Stated task: Your task is to write out the complete listing exactly as it is shown.

Collection entries:
▽

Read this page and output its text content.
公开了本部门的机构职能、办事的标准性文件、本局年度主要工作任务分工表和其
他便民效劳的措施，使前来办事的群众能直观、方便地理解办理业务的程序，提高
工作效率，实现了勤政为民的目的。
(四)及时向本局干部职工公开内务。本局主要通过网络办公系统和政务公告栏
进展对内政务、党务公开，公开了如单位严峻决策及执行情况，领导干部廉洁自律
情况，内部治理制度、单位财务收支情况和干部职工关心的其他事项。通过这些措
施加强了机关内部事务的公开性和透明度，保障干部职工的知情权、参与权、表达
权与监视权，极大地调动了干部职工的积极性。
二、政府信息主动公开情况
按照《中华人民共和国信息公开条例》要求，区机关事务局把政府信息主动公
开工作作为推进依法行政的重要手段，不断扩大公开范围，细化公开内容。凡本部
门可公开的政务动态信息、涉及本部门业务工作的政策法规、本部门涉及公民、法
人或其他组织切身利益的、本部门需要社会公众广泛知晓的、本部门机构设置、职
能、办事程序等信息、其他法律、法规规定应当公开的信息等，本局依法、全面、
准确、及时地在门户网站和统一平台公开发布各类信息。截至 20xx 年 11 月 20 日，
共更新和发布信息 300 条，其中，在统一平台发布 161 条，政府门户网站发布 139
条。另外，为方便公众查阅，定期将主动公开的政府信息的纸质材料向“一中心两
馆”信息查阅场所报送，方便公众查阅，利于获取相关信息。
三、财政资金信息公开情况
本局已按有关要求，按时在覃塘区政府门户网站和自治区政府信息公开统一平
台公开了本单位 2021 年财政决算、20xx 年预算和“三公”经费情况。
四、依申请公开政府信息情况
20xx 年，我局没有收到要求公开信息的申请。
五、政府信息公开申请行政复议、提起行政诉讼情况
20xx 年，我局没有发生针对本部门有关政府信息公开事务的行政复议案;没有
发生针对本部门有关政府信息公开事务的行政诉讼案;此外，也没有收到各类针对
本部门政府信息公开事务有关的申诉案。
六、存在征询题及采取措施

△

Problem solution:
Read this page and output its text content.
公开了本部门的机构职能、办事的标准性文件、本局年度主要工作任务分工表和其
他便民效劳的措施，使前来办事的群众能直观、方便地理解办理业务的程序，提高
工作效率，实现了勤政为民的目的。
(四)及时向本局干部职工公开内务。本局主要通过网络办公系统和政务公告栏
进展对内政务、党务公开，公开了如单位严峻决策及执行情况，领导干部廉洁自律
情况，内部治理制度、单位财务收支情况和干部职工关心的其他事项。通过这些措
施加强了机关内部事务的公开性和透明度，保障干部职工的知情权、参与权、表达
权与监视权，极大地调动了干部职工的积极性。
二、政府信息主动公开情况
按照《中华人民共和国信息公开条例》要求，区机关事务局把政府信息主动公
开工作作为推进依法行政的重要手段，不断扩大公开范围，细化公开内容。凡本部
门可公开的政务动态信息、涉及本部门业务工作的政策法规、本部门涉及公民、法
人或其他组织切身利益的、本部门需要社会公众广泛知晓的、本部门机构设置、职
能、办事程序等信息、其他法律、法规规定应当公开的信息等，本局依法、全面、
准确、及时地在门户网站和统一平台公开发布各类信息。截至 20xx 年 11 月 20 日，
共更新和发布信息 300 条，其中，在统一平台发布 161 条，政府门户网站发布 139
条。另外，为方便公众查阅，定期将主动公开的政府信息的纸质材料向“一中心两
馆”信息查阅场所报送，方便公众查阅，利于获取相关信息。
三、财政资金信息公开情况
本局已按有关要求，按时在覃塘区政府门户网站和自治区政府信息公开统一平
台公开了本单位 2021 年财政决算、20xx 年预算和“三公”经费情况。
四、依申请公开政府信息情况
20xx 年，我局没有收到要求公开信息的申请。
五、政府信息公开申请行政复议、提起行政诉讼情况
20xx 年，我局没有发生针对本部门有关政府信息公开事务的行政复议案;没有
发生针对本部门有关政府信息公开事务的行政诉讼案;此外，也没有收到各类针对
本部门政府信息公开事务有关的申诉案。
六、存在征询题及采取措施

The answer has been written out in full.